**Stated problem:**
Copy the listing verbatim, excluding any images found in it.

··········

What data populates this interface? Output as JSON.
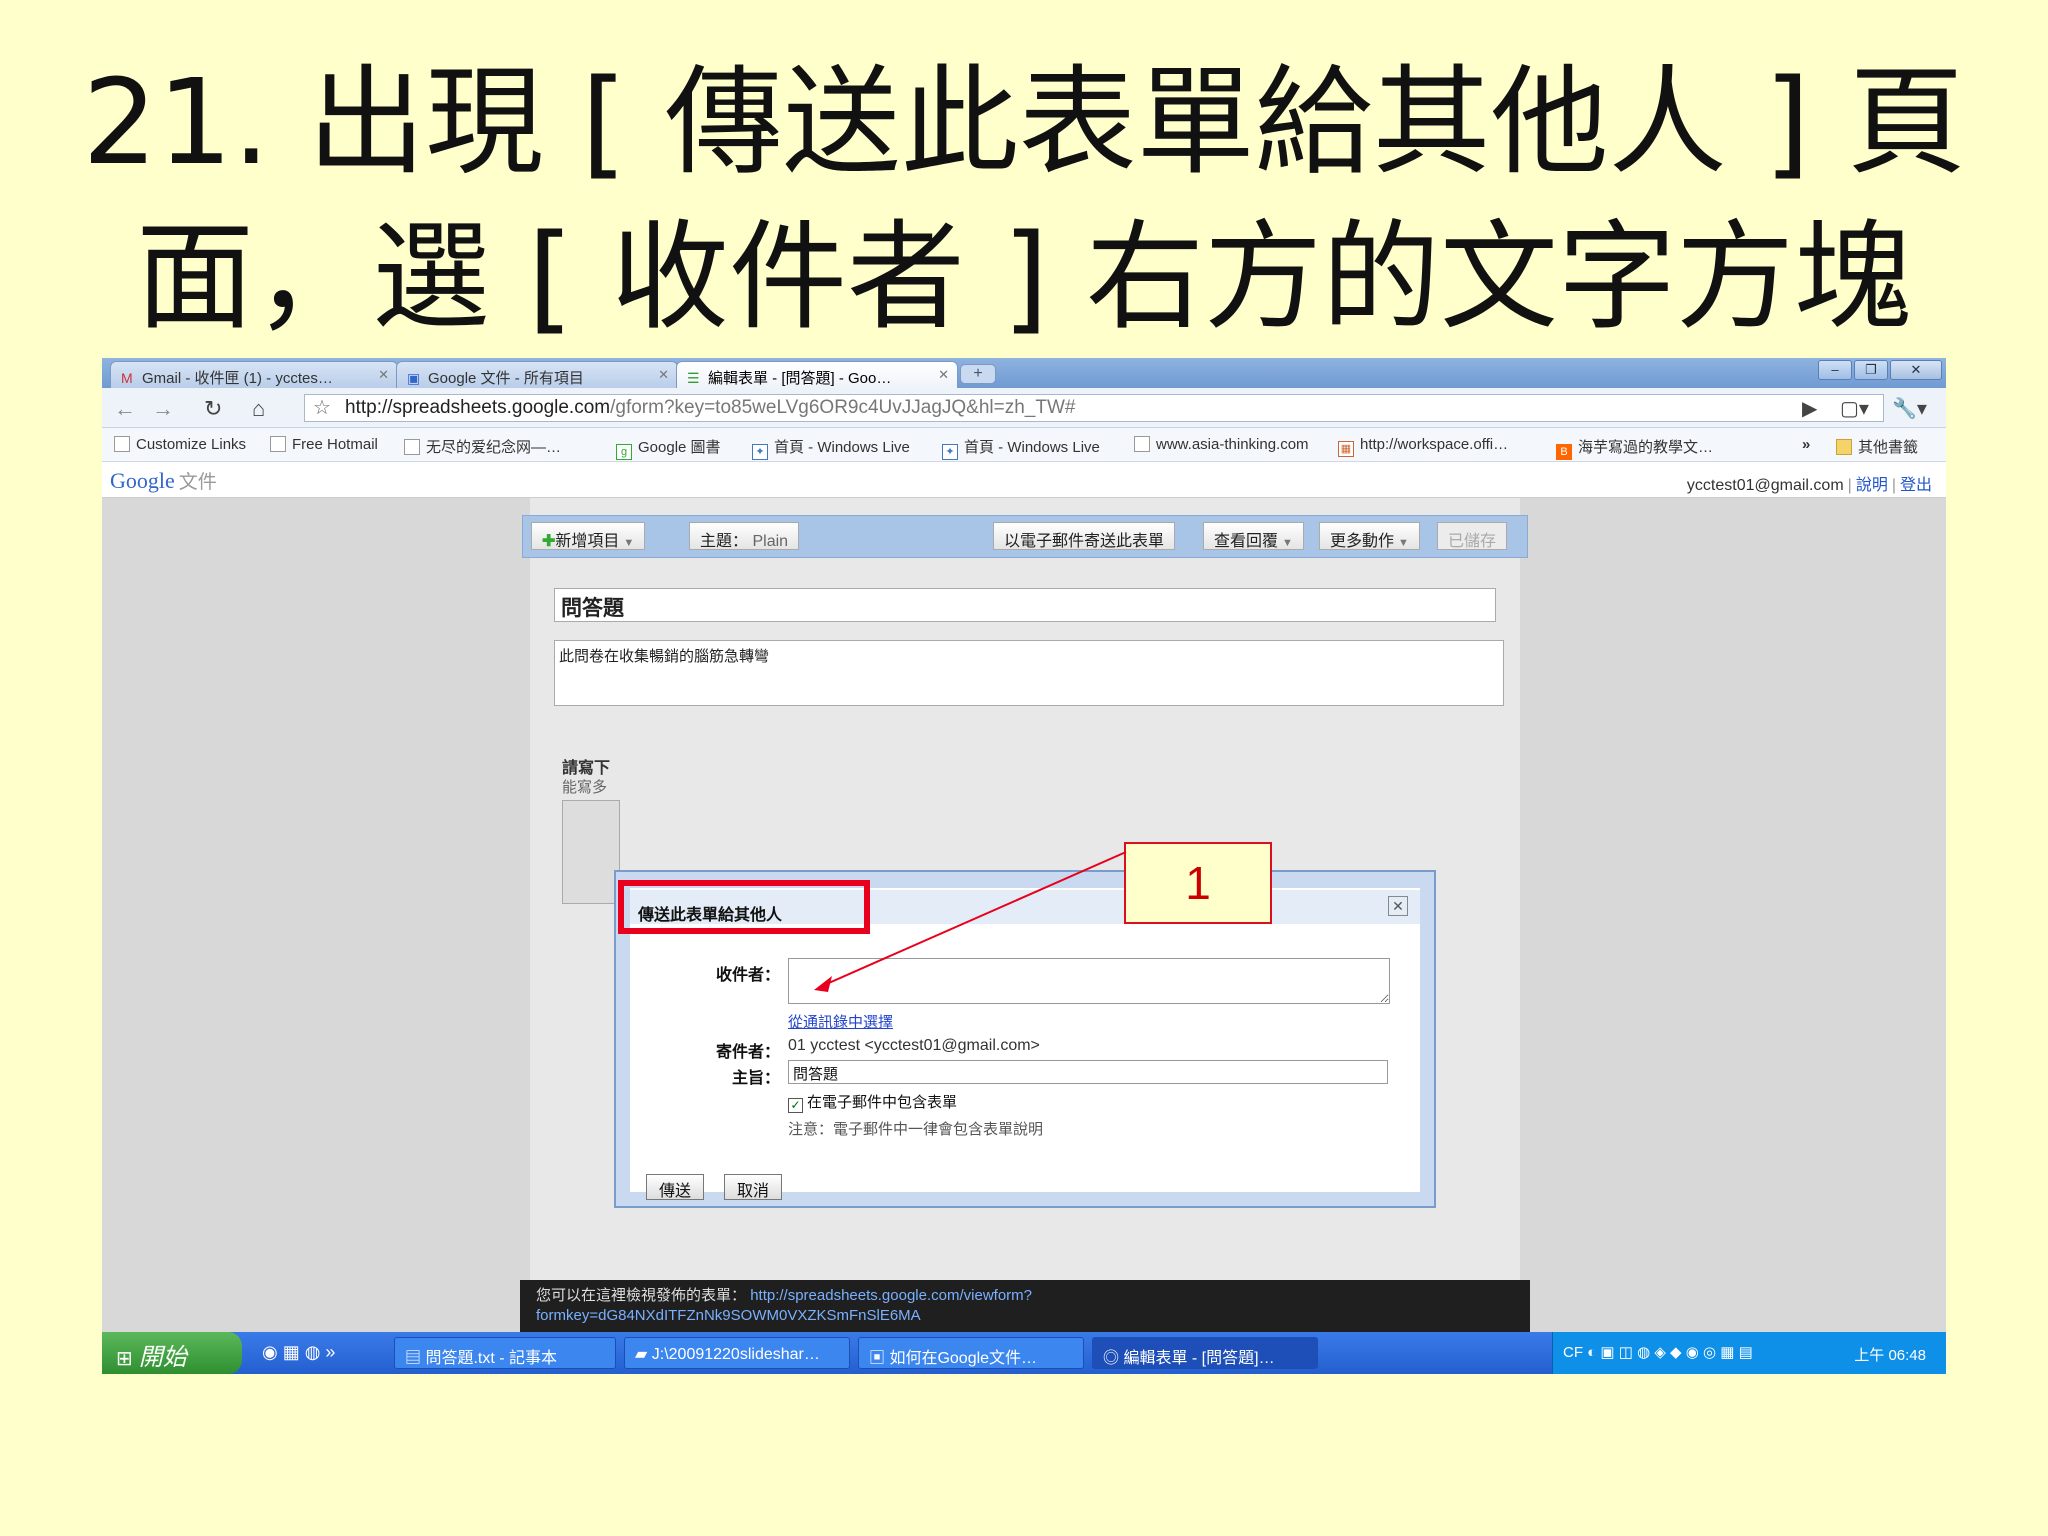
{
  "slide": {
    "title_line1": "21. 出現 [ 傳送此表單給其他人 ] 頁",
    "title_line2": "面，選 [ 收件者 ] 右方的文字方塊"
  },
  "browser": {
    "tabs": [
      {
        "label": "Gmail - 收件匣 (1) - ycctes…",
        "icon": "gmail-icon"
      },
      {
        "label": "Google 文件 - 所有項目",
        "icon": "docs-icon"
      },
      {
        "label": "編輯表單 - [問答題] - Goo…",
        "icon": "form-icon",
        "active": true
      }
    ],
    "url_main": "http://spreadsheets.google.com",
    "url_rest": "/gform?key=to85weLVg6OR9c4UvJJagJQ&hl=zh_TW#",
    "bookmarks": [
      "Customize Links",
      "Free Hotmail",
      "无尽的爱纪念网—…",
      "Google 圖書",
      "首頁 - Windows Live",
      "首頁 - Windows Live",
      "www.asia-thinking.com",
      "http://workspace.offi…",
      "海芋寫過的教學文…"
    ],
    "other_bookmarks": "其他書籤",
    "more_bookmarks": "»"
  },
  "google_header": {
    "logo": "Google",
    "product": "文件",
    "user_email": "ycctest01@gmail.com",
    "help": "說明",
    "logout": "登出"
  },
  "toolbar": {
    "add_item": "新增項目",
    "theme_label": "主題：",
    "theme_value": "Plain",
    "email_form": "以電子郵件寄送此表單",
    "view_responses": "查看回覆",
    "more_actions": "更多動作",
    "saved": "已儲存"
  },
  "form": {
    "title": "問答題",
    "description": "此問卷在收集暢銷的腦筋急轉彎",
    "question_label": "請寫下",
    "question_hint": "能寫多"
  },
  "dialog": {
    "title": "傳送此表單給其他人",
    "to_label": "收件者：",
    "pick_contacts": "從通訊錄中選擇",
    "from_label": "寄件者：",
    "from_value": "01 ycctest <ycctest01@gmail.com>",
    "subject_label": "主旨：",
    "subject_value": "問答題",
    "include_form": "在電子郵件中包含表單",
    "note": "注意：電子郵件中一律會包含表單說明",
    "send": "傳送",
    "cancel": "取消",
    "close": "✕"
  },
  "callout": {
    "number": "1",
    "color": "#e8001c"
  },
  "status_bar": {
    "text": "您可以在這裡檢視發佈的表單：",
    "url_line1": "http://spreadsheets.google.com/viewform?",
    "url_line2": "formkey=dG84NXdITFZnNk9SOWM0VXZKSmFnSlE6MA"
  },
  "taskbar": {
    "start": "開始",
    "tasks": [
      "問答題.txt - 記事本",
      "J:\\20091220slideshar…",
      "如何在Google文件…",
      "編輯表單 - [問答題]…"
    ],
    "clock": "上午 06:48",
    "tray_label": "CF"
  }
}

··········

**Answer:**
What data populates this interface? Output as JSON.
{
  "slide": {
    "title_line1": "21. 出現 [ 傳送此表單給其他人 ] 頁",
    "title_line2": "面，選 [ 收件者 ] 右方的文字方塊"
  },
  "browser": {
    "tabs": [
      {
        "label": "Gmail - 收件匣 (1) - ycctes…",
        "icon": "gmail-icon"
      },
      {
        "label": "Google 文件 - 所有項目",
        "icon": "docs-icon"
      },
      {
        "label": "編輯表單 - [問答題] - Goo…",
        "icon": "form-icon",
        "active": true
      }
    ],
    "url_main": "http://spreadsheets.google.com",
    "url_rest": "/gform?key=to85weLVg6OR9c4UvJJagJQ&hl=zh_TW#",
    "bookmarks": [
      "Customize Links",
      "Free Hotmail",
      "无尽的爱纪念网—…",
      "Google 圖書",
      "首頁 - Windows Live",
      "首頁 - Windows Live",
      "www.asia-thinking.com",
      "http://workspace.offi…",
      "海芋寫過的教學文…"
    ],
    "other_bookmarks": "其他書籤",
    "more_bookmarks": "»"
  },
  "google_header": {
    "logo": "Google",
    "product": "文件",
    "user_email": "ycctest01@gmail.com",
    "help": "說明",
    "logout": "登出"
  },
  "toolbar": {
    "add_item": "新增項目",
    "theme_label": "主題：",
    "theme_value": "Plain",
    "email_form": "以電子郵件寄送此表單",
    "view_responses": "查看回覆",
    "more_actions": "更多動作",
    "saved": "已儲存"
  },
  "form": {
    "title": "問答題",
    "description": "此問卷在收集暢銷的腦筋急轉彎",
    "question_label": "請寫下",
    "question_hint": "能寫多"
  },
  "dialog": {
    "title": "傳送此表單給其他人",
    "to_label": "收件者：",
    "pick_contacts": "從通訊錄中選擇",
    "from_label": "寄件者：",
    "from_value": "01 ycctest <ycctest01@gmail.com>",
    "subject_label": "主旨：",
    "subject_value": "問答題",
    "include_form": "在電子郵件中包含表單",
    "note": "注意：電子郵件中一律會包含表單說明",
    "send": "傳送",
    "cancel": "取消",
    "close": "✕"
  },
  "callout": {
    "number": "1",
    "color": "#e8001c"
  },
  "status_bar": {
    "text": "您可以在這裡檢視發佈的表單：",
    "url_line1": "http://spreadsheets.google.com/viewform?",
    "url_line2": "formkey=dG84NXdITFZnNk9SOWM0VXZKSmFnSlE6MA"
  },
  "taskbar": {
    "start": "開始",
    "tasks": [
      "問答題.txt - 記事本",
      "J:\\20091220slideshar…",
      "如何在Google文件…",
      "編輯表單 - [問答題]…"
    ],
    "clock": "上午 06:48",
    "tray_label": "CF"
  }
}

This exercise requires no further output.